● **DESCRIPTION OF THE TASK**
Note each line of the listing that contains the string "mensen", and copy it.

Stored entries
----

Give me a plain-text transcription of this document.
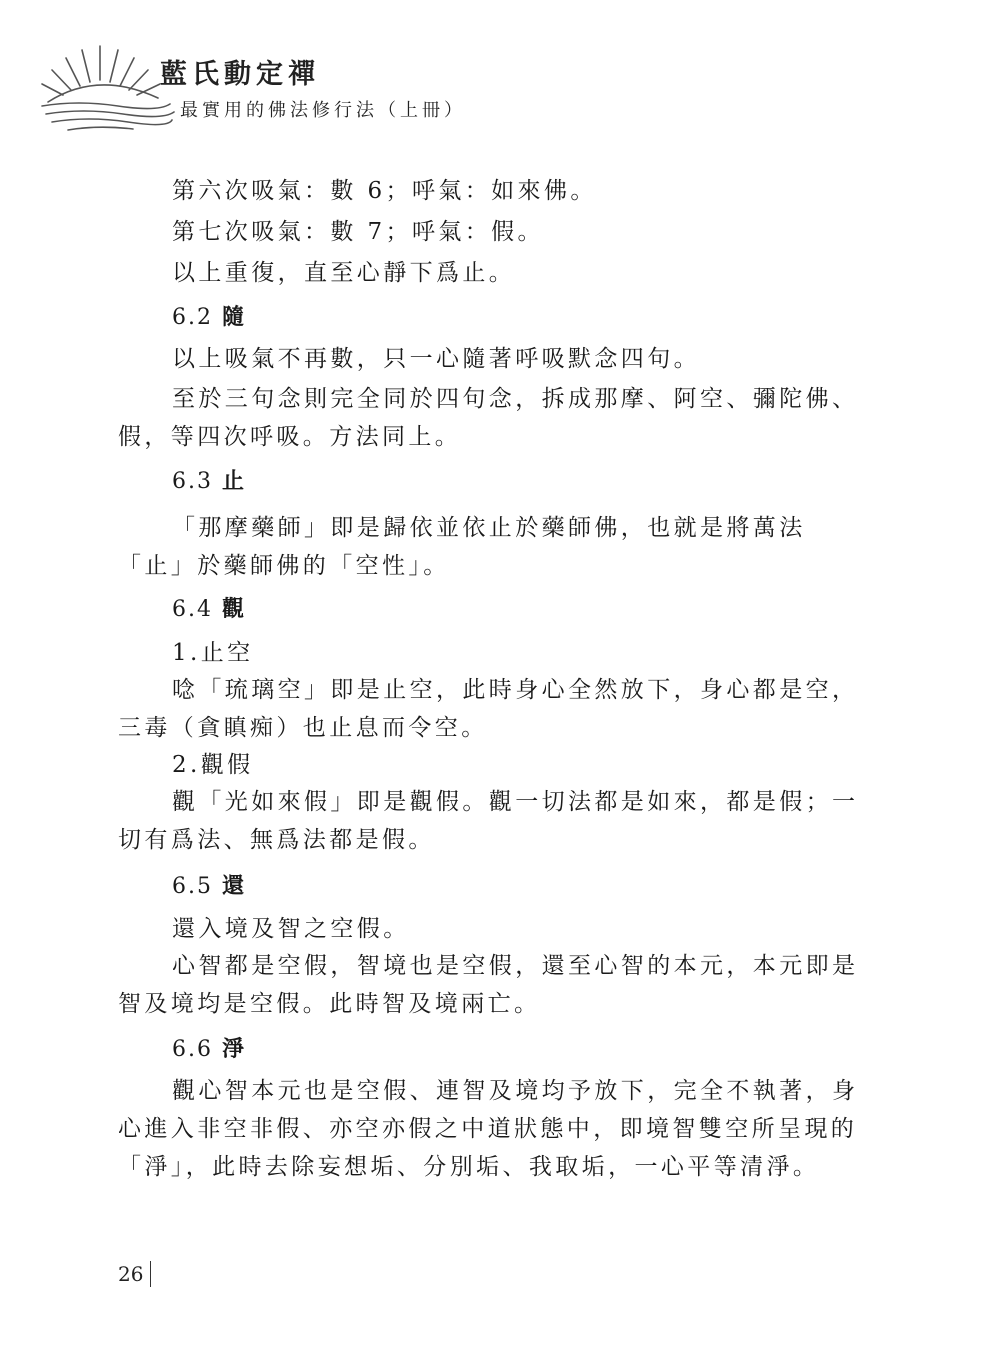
藍氏動定禪
最實用的佛法修行法（上冊）

第六次吸氣：數 6；呼氣：如來佛。

第七次吸氣：數 7；呼氣：假。

以上重復，直至心靜下爲止。

6.2 隨

以上吸氣不再數，只一心隨著呼吸默念四句。

至於三句念則完全同於四句念，拆成那摩、阿空、彌陀佛、假，等四次呼吸。方法同上。

6.3 止

「那摩藥師」即是歸依並依止於藥師佛，也就是將萬法「止」於藥師佛的「空性」。

6.4 觀

1.止空

唸「琉璃空」即是止空，此時身心全然放下，身心都是空，三毒（貪瞋痴）也止息而令空。

2.觀假

觀「光如來假」即是觀假。觀一切法都是如來，都是假；一切有爲法、無爲法都是假。

6.5 還

還入境及智之空假。

心智都是空假，智境也是空假，還至心智的本元，本元即是智及境均是空假。此時智及境兩亡。

6.6 淨

觀心智本元也是空假、連智及境均予放下，完全不執著，身心進入非空非假、亦空亦假之中道狀態中，即境智雙空所呈現的「淨」，此時去除妄想垢、分別垢、我取垢，一心平等清淨。

26
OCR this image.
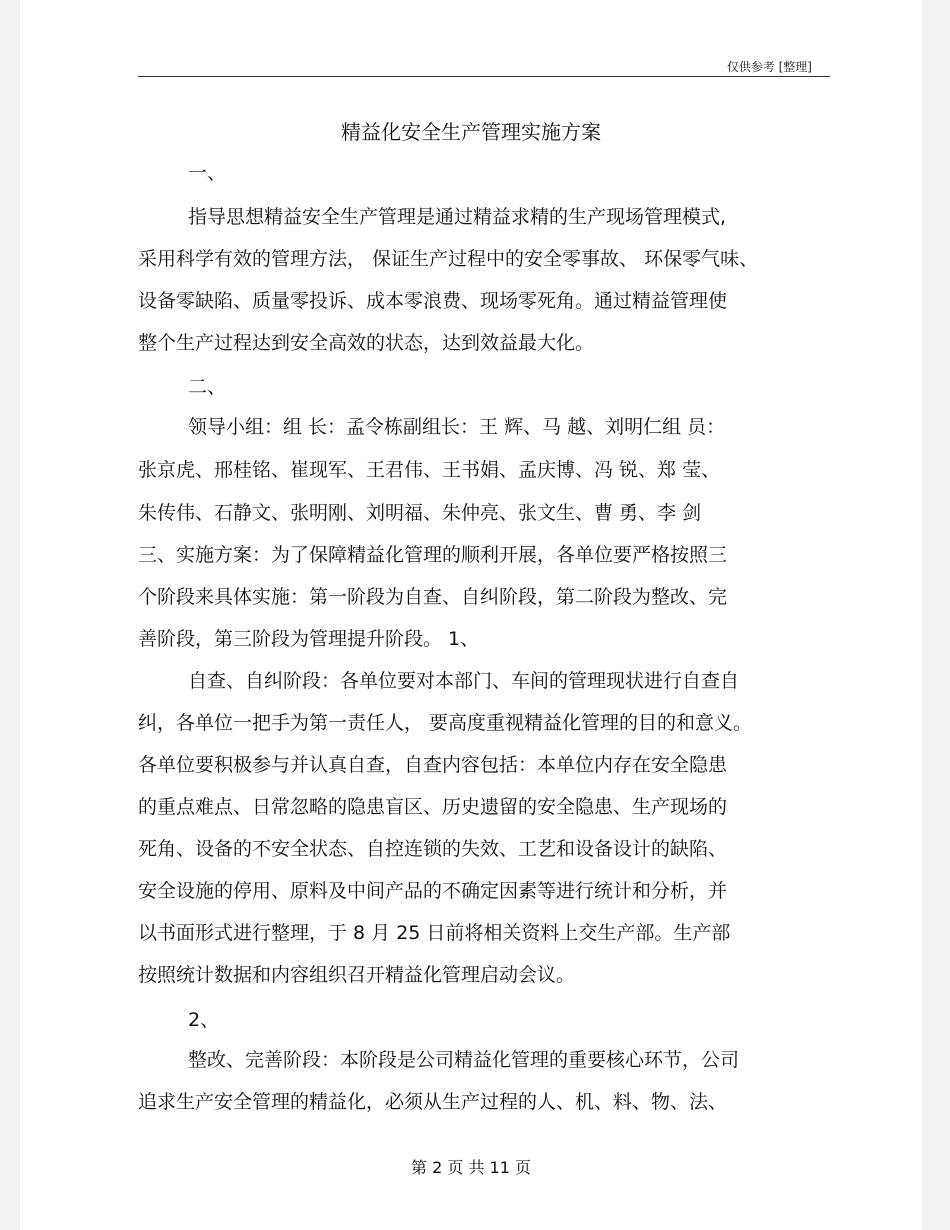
仅供参考 [整理]
精益化安全生产管理实施方案
一、
指导思想精益安全生产管理是通过精益求精的生产现场管理模式,
采用科学有效的管理方法， 保证生产过程中的安全零事故、 环保零气味、
设备零缺陷、质量零投诉、成本零浪费、现场零死角。通过精益管理使
整个生产过程达到安全高效的状态，达到效益最大化。
二、
领导小组：组 长：孟令栋副组长：王 辉、马 越、刘明仁组 员：
张京虎、邢桂铭、崔现军、王君伟、王书娟、孟庆博、冯 锐、郑 莹、
朱传伟、石静文、张明刚、刘明福、朱仲亮、张文生、曹 勇、李 剑
三、实施方案：为了保障精益化管理的顺利开展，各单位要严格按照三
个阶段来具体实施：第一阶段为自查、自纠阶段，第二阶段为整改、完
善阶段，第三阶段为管理提升阶段。 1、
自查、自纠阶段：各单位要对本部门、车间的管理现状进行自查自
纠，各单位一把手为第一责任人， 要高度重视精益化管理的目的和意义。
各单位要积极参与并认真自查，自查内容包括：本单位内存在安全隐患
的重点难点、日常忽略的隐患盲区、历史遗留的安全隐患、生产现场的
死角、设备的不安全状态、自控连锁的失效、工艺和设备设计的缺陷、
安全设施的停用、原料及中间产品的不确定因素等进行统计和分析，并
以书面形式进行整理，于 8 月 25 日前将相关资料上交生产部。生产部
按照统计数据和内容组织召开精益化管理启动会议。
2、
整改、完善阶段：本阶段是公司精益化管理的重要核心环节，公司
追求生产安全管理的精益化，必须从生产过程的人、机、料、物、法、
第 2 页 共 11 页
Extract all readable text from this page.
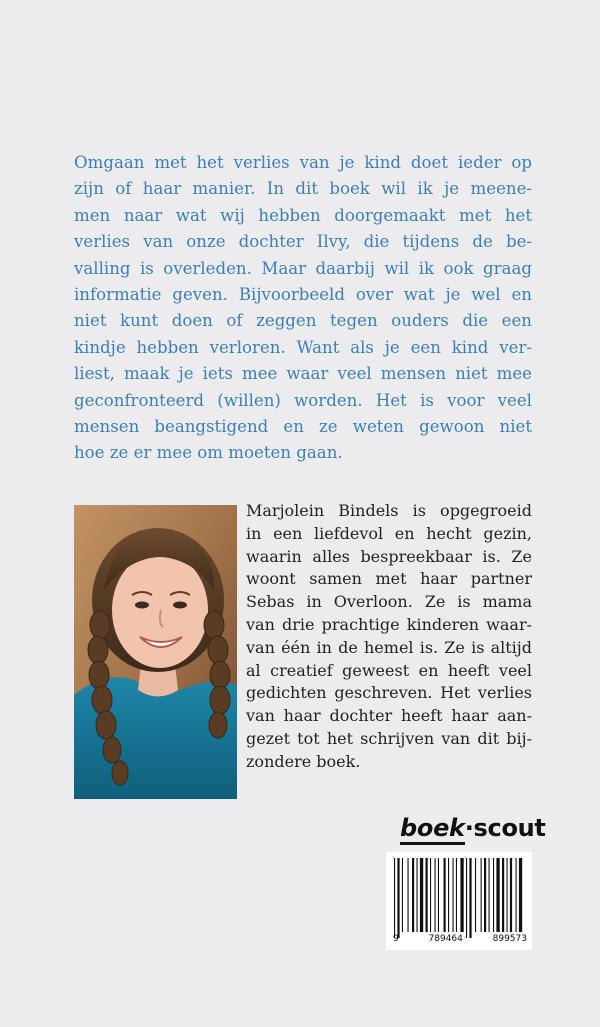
Omgaan met het verlies van je kind doet ieder op
zijn of haar manier. In dit boek wil ik je meene-
men naar wat wij hebben doorgemaakt met het
verlies van onze dochter Ilvy, die tijdens de be-
valling is overleden. Maar daarbij wil ik ook graag
informatie geven. Bijvoorbeeld over wat je wel en
niet kunt doen of zeggen tegen ouders die een
kindje hebben verloren. Want als je een kind ver-
liest, maak je iets mee waar veel mensen niet mee
geconfronteerd (willen) worden. Het is voor veel
mensen beangstigend en ze weten gewoon niet
hoe ze er mee om moeten gaan.

Marjolein Bindels is opgegroeid
in een liefdevol en hecht gezin,
waarin alles bespreekbaar is. Ze
woont samen met haar partner
Sebas in Overloon. Ze is mama
van drie prachtige kinderen waar-
van één in de hemel is. Ze is altijd
al creatief geweest en heeft veel
gedichten geschreven. Het verlies
van haar dochter heeft haar aan-
gezet tot het schrijven van dit bij-
zondere boek.

boek·scout
9	789464	899573
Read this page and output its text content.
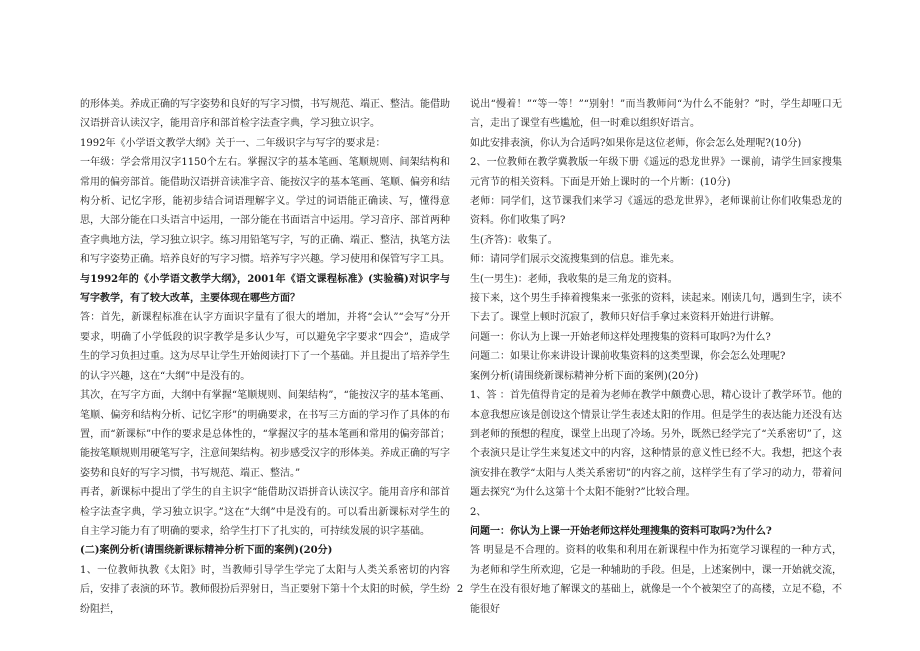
的形体美。养成正确的写字姿势和良好的写字习惯，书写规范、端正、整洁。能借助汉语拼音认读汉字，能用音序和部首检字法查字典，学习独立识字。

1992年《小学语文教学大纲》关于一、二年级识字与写字的要求是：

一年级：学会常用汉字1150个左右。掌握汉字的基本笔画、笔顺规则、间架结构和常用的偏旁部首。能借助汉语拼音读准字音、能按汉字的基本笔画、笔顺、偏旁和结构分析、记忆字形，能初步结合词语理解字义。学过的词语能正确读、写，懂得意思，大部分能在口头语言中运用，一部分能在书面语言中运用。学习音序、部首两种查字典地方法，学习独立识字。练习用铅笔写字，写的正确、端正、整洁，执笔方法和写字姿势正确。培养良好的写字习惯。培养写字兴趣。学习使用和保管写字工具。

与1992年的《小学语文教学大纲》，2001年《语文课程标准》(实验稿)对识字与写字教学，有了较大改革，主要体现在哪些方面？

答：首先，新课程标准在认字方面识字量有了很大的增加，并将“会认”“会写”分开要求，明确了小学低段的识字教学是多认少写，可以避免字字要求“四会”，造成学生的学习负担过重。这为尽早让学生开始阅读打下了一个基础。并且提出了培养学生的认字兴趣，这在“大纲”中是没有的。

其次，在写字方面，大纲中有掌握“笔顺规则、间架结构”，“能按汉字的基本笔画、笔顺、偏旁和结构分析、记忆字形”的明确要求，在书写三方面的学习作了具体的布置，而“新课标”中作的要求是总体性的，“掌握汉字的基本笔画和常用的偏旁部首；能按笔顺规则用硬笔写字，注意间架结构。初步感受汉字的形体美。养成正确的写字姿势和良好的写字习惯，书写规范、端正、整洁。”

再者，新课标中提出了学生的自主识字“能借助汉语拼音认读汉字。能用音序和部首检字法查字典，学习独立识字。”这在“大纲”中是没有的。可以看出新课标对学生的自主学习能力有了明确的要求，给学生打下了扎实的，可持续发展的识字基础。

(二)案例分析(请围绕新课标精神分析下面的案例)(20分)

1、一位教师执教《太阳》时，当教师引导学生学完了太阳与人类关系密切的内容后，安排了表演的环节。教师假扮后羿射日，当正要射下第十个太阳的时候，学生纷纷阻拦，

说出“慢着！”“等一等！”“别射！”而当教师问“为什么不能射？”时，学生却哑口无言，走出了课堂有些尴尬，但一时难以组织好语言。

如此安排表演，你认为合适吗?如果你是这位老师，你会怎么处理呢?(10分)

2、一位教师在教学冀教版一年级下册《遥远的恐龙世界》一课前，请学生回家搜集元宵节的相关资料。下面是开始上课时的一个片断：(10分)

老师：同学们，这节课我们来学习《遥远的恐龙世界》，老师课前让你们收集恐龙的资料。你们收集了吗?

生(齐答)：收集了。

师：请同学们展示交流搜集到的信息。谁先来。

生(一男生)：老师，我收集的是三角龙的资料。

接下来，这个男生手捧着搜集来一张张的资料，读起来。刚读几句，遇到生字，读不下去了。课堂上顿时沉寂了，教师只好信手拿过来资料开始进行讲解。

问题一：你认为上课一开始老师这样处理搜集的资料可取吗?为什么?

问题二：如果让你来讲设计课前收集资料的这类型课，你会怎么处理呢?

案例分析(请围绕新课标精神分析下面的案例)(20分)

1、答 ：首先值得肯定的是着为老师在教学中颇费心思，精心设计了教学环节。他的本意我想应该是创设这个情景让学生表述太阳的作用。但是学生的表达能力还没有达到老师的预想的程度，课堂上出现了冷场。另外，既然已经学完了“关系密切”了，这个表演只是让学生来复述文中的内容，这种情景的意义性已经不大。我想，把这个表演安排在教学“太阳与人类关系密切”的内容之前，这样学生有了学习的动力，带着问题去探究“为什么这第十个太阳不能射?”比较合理。

2、

问题一：你认为上课一开始老师这样处理搜集的资料可取吗?为什么?

答 明显是不合理的。资料的收集和利用在新课程中作为拓宽学习课程的一种方式，为老师和学生所欢迎，它是一种辅助的手段。但是，上述案例中，课一开始就交流，学生在没有很好地了解课文的基础上，就像是一个个被架空了的高楼，立足不稳，不能很好

2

----

● **EXPECTED OUTPUT**
liest, maak je iets mee waar veel mensen niet mee
mensen beangstigend en ze weten gewoon niet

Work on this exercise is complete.